_JOB_
All records must be quoted exactly. Omit the pictures.

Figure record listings
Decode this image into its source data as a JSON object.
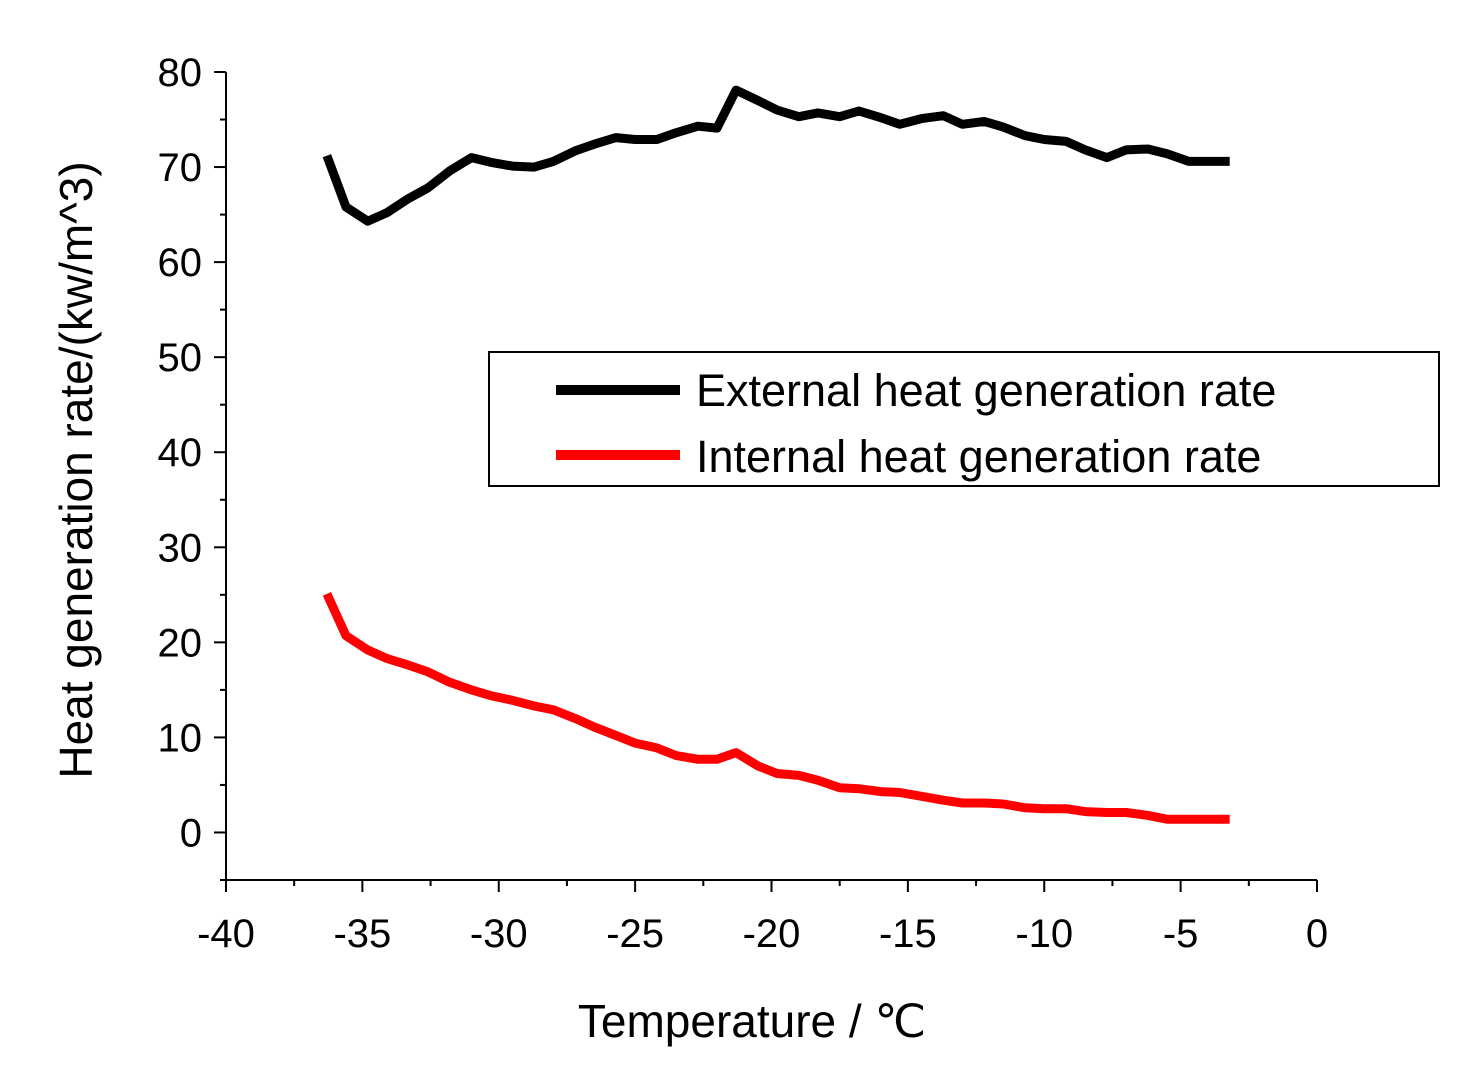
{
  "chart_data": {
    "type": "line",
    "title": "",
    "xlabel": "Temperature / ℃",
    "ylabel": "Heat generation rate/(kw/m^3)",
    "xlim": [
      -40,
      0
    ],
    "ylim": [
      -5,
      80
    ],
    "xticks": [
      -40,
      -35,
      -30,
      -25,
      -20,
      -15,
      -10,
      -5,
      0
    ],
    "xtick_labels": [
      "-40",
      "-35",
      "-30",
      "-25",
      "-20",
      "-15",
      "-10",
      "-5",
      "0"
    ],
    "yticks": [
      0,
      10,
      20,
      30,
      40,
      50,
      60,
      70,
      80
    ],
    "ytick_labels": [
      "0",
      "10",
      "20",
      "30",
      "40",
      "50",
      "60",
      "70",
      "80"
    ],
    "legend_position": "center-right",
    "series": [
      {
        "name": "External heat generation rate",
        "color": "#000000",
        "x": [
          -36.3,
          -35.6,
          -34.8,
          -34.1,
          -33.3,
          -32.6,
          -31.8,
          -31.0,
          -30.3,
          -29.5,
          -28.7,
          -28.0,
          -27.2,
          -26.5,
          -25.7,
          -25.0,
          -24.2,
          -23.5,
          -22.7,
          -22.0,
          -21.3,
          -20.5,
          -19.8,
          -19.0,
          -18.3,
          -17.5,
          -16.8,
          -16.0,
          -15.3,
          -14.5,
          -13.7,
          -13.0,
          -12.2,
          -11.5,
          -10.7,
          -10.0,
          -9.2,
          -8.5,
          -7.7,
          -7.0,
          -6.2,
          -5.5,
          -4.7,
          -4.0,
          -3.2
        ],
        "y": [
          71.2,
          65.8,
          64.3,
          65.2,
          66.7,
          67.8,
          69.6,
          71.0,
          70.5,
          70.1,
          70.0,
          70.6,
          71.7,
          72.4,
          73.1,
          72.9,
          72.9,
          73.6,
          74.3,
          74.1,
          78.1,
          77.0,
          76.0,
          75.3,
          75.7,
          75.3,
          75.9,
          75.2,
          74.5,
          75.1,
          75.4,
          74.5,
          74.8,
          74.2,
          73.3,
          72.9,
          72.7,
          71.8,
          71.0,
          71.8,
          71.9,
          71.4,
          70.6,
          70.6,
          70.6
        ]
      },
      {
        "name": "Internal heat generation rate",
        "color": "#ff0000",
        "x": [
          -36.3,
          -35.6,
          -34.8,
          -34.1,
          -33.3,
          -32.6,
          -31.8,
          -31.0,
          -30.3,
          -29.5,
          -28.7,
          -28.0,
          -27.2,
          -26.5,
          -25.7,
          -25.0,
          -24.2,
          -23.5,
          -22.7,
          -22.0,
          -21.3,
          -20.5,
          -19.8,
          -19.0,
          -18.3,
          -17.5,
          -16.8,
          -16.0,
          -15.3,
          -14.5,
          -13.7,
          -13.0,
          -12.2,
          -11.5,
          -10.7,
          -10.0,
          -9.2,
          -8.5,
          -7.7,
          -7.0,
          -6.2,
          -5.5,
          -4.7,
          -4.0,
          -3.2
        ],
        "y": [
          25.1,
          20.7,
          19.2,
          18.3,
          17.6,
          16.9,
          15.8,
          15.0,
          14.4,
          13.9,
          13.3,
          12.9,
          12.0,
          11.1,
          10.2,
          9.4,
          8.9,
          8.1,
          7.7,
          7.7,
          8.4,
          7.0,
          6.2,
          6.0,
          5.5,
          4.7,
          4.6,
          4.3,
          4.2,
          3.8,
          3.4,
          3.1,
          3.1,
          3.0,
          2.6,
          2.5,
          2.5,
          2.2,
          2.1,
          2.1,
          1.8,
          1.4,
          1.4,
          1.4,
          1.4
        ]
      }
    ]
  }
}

_TASK SOLUTION_
Decode this image into its source data as a JSON object.
{
  "chart_data": {
    "type": "line",
    "title": "",
    "xlabel": "Temperature / ℃",
    "ylabel": "Heat generation rate/(kw/m^3)",
    "xlim": [
      -40,
      0
    ],
    "ylim": [
      -5,
      80
    ],
    "xticks": [
      -40,
      -35,
      -30,
      -25,
      -20,
      -15,
      -10,
      -5,
      0
    ],
    "xtick_labels": [
      "-40",
      "-35",
      "-30",
      "-25",
      "-20",
      "-15",
      "-10",
      "-5",
      "0"
    ],
    "yticks": [
      0,
      10,
      20,
      30,
      40,
      50,
      60,
      70,
      80
    ],
    "ytick_labels": [
      "0",
      "10",
      "20",
      "30",
      "40",
      "50",
      "60",
      "70",
      "80"
    ],
    "legend_position": "center-right",
    "series": [
      {
        "name": "External heat generation rate",
        "color": "#000000",
        "x": [
          -36.3,
          -35.6,
          -34.8,
          -34.1,
          -33.3,
          -32.6,
          -31.8,
          -31.0,
          -30.3,
          -29.5,
          -28.7,
          -28.0,
          -27.2,
          -26.5,
          -25.7,
          -25.0,
          -24.2,
          -23.5,
          -22.7,
          -22.0,
          -21.3,
          -20.5,
          -19.8,
          -19.0,
          -18.3,
          -17.5,
          -16.8,
          -16.0,
          -15.3,
          -14.5,
          -13.7,
          -13.0,
          -12.2,
          -11.5,
          -10.7,
          -10.0,
          -9.2,
          -8.5,
          -7.7,
          -7.0,
          -6.2,
          -5.5,
          -4.7,
          -4.0,
          -3.2
        ],
        "y": [
          71.2,
          65.8,
          64.3,
          65.2,
          66.7,
          67.8,
          69.6,
          71.0,
          70.5,
          70.1,
          70.0,
          70.6,
          71.7,
          72.4,
          73.1,
          72.9,
          72.9,
          73.6,
          74.3,
          74.1,
          78.1,
          77.0,
          76.0,
          75.3,
          75.7,
          75.3,
          75.9,
          75.2,
          74.5,
          75.1,
          75.4,
          74.5,
          74.8,
          74.2,
          73.3,
          72.9,
          72.7,
          71.8,
          71.0,
          71.8,
          71.9,
          71.4,
          70.6,
          70.6,
          70.6
        ]
      },
      {
        "name": "Internal heat generation rate",
        "color": "#ff0000",
        "x": [
          -36.3,
          -35.6,
          -34.8,
          -34.1,
          -33.3,
          -32.6,
          -31.8,
          -31.0,
          -30.3,
          -29.5,
          -28.7,
          -28.0,
          -27.2,
          -26.5,
          -25.7,
          -25.0,
          -24.2,
          -23.5,
          -22.7,
          -22.0,
          -21.3,
          -20.5,
          -19.8,
          -19.0,
          -18.3,
          -17.5,
          -16.8,
          -16.0,
          -15.3,
          -14.5,
          -13.7,
          -13.0,
          -12.2,
          -11.5,
          -10.7,
          -10.0,
          -9.2,
          -8.5,
          -7.7,
          -7.0,
          -6.2,
          -5.5,
          -4.7,
          -4.0,
          -3.2
        ],
        "y": [
          25.1,
          20.7,
          19.2,
          18.3,
          17.6,
          16.9,
          15.8,
          15.0,
          14.4,
          13.9,
          13.3,
          12.9,
          12.0,
          11.1,
          10.2,
          9.4,
          8.9,
          8.1,
          7.7,
          7.7,
          8.4,
          7.0,
          6.2,
          6.0,
          5.5,
          4.7,
          4.6,
          4.3,
          4.2,
          3.8,
          3.4,
          3.1,
          3.1,
          3.0,
          2.6,
          2.5,
          2.5,
          2.2,
          2.1,
          2.1,
          1.8,
          1.4,
          1.4,
          1.4,
          1.4
        ]
      }
    ]
  }
}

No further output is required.